TASK REQUIREMENTS: Produce a copy of every line in the records that holds the string "title".
*** Begin section ***
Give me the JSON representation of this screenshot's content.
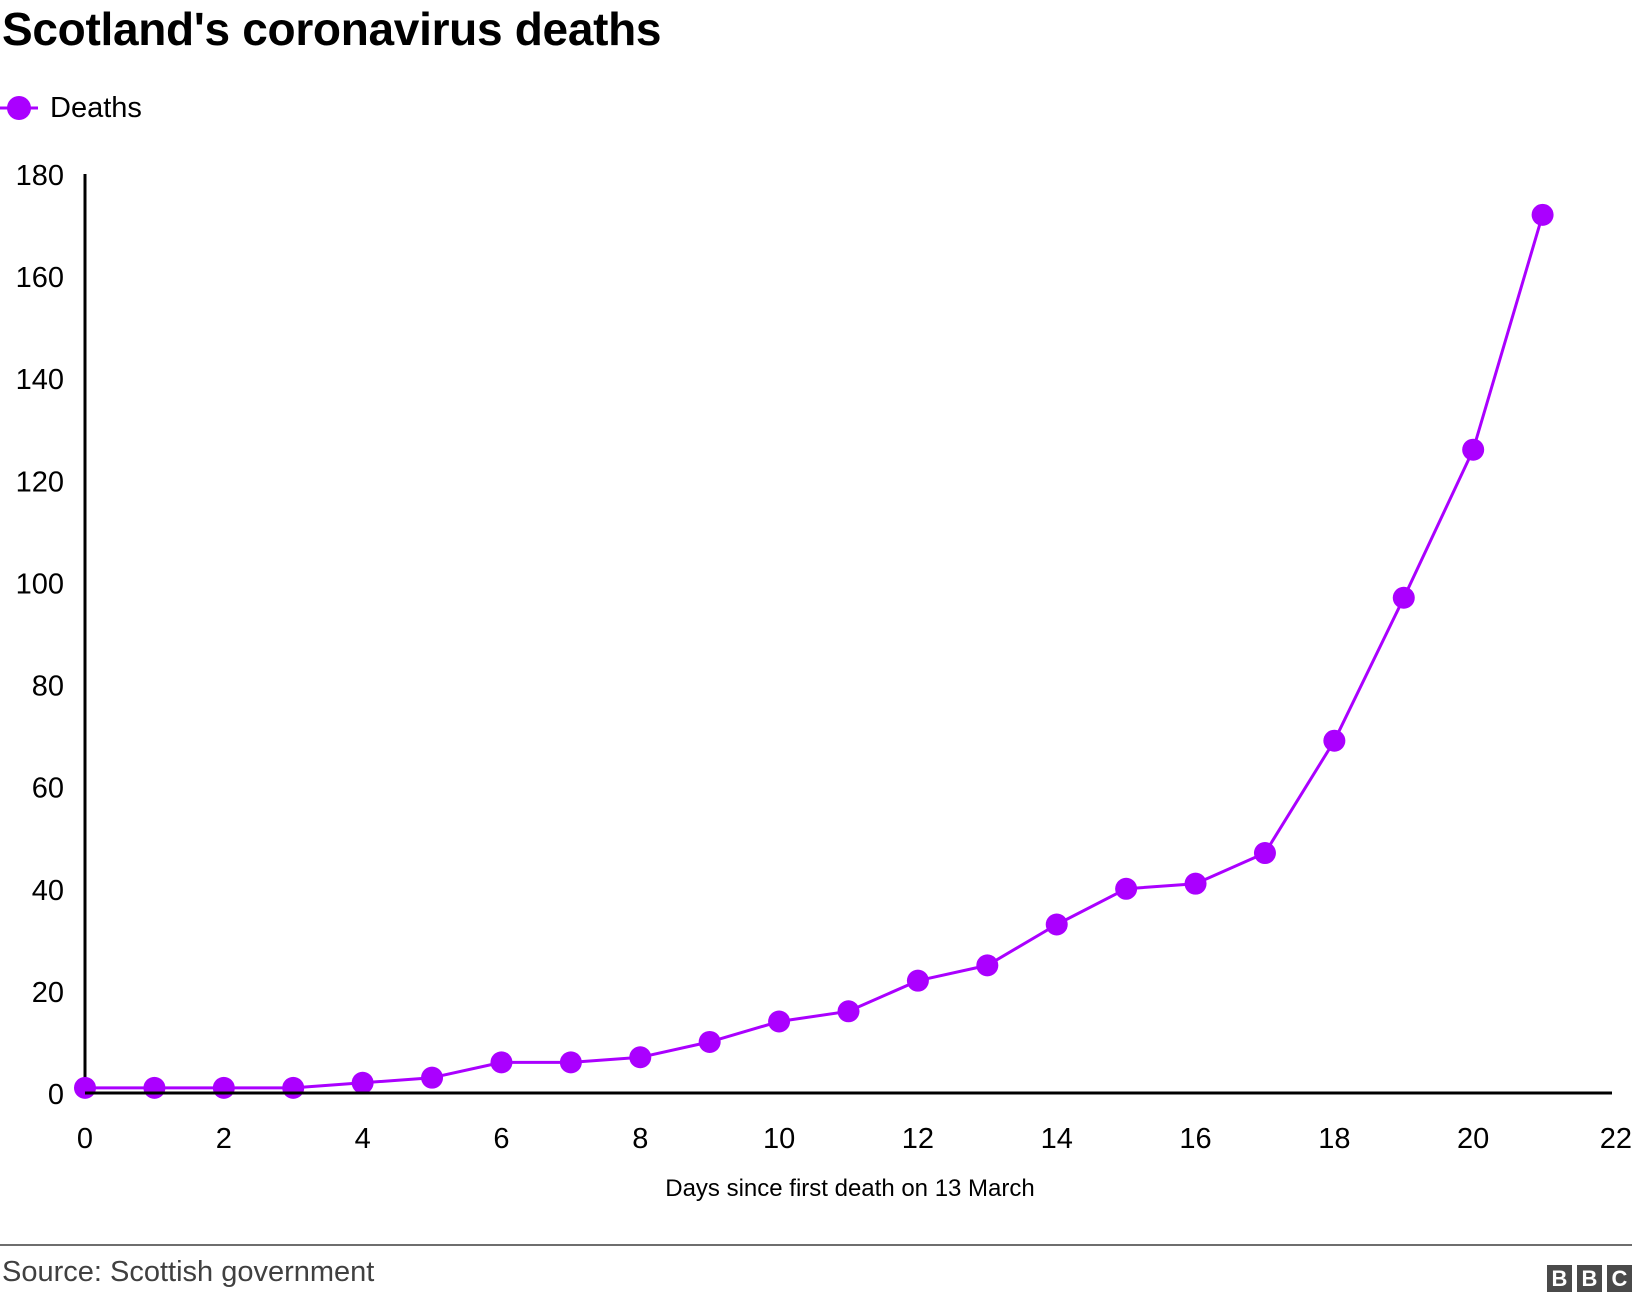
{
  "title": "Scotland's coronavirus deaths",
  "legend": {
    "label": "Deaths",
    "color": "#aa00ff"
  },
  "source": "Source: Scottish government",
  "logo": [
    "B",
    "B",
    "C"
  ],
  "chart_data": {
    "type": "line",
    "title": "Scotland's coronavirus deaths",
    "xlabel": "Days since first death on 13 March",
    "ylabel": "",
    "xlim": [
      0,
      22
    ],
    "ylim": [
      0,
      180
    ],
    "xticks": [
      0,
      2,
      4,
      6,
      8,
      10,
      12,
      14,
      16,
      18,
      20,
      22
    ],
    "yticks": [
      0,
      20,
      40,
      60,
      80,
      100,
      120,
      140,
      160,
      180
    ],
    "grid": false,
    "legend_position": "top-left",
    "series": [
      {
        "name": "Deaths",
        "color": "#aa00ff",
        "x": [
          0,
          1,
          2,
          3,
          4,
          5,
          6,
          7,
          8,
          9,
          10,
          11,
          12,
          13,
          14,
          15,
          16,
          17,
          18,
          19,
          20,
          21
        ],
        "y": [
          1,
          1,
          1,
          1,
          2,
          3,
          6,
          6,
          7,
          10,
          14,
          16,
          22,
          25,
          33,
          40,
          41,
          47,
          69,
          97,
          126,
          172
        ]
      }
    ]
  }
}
*** End section ***
EXERCISE SOLUTION:
  "title": "Scotland's coronavirus deaths",
    "title": "Scotland's coronavirus deaths",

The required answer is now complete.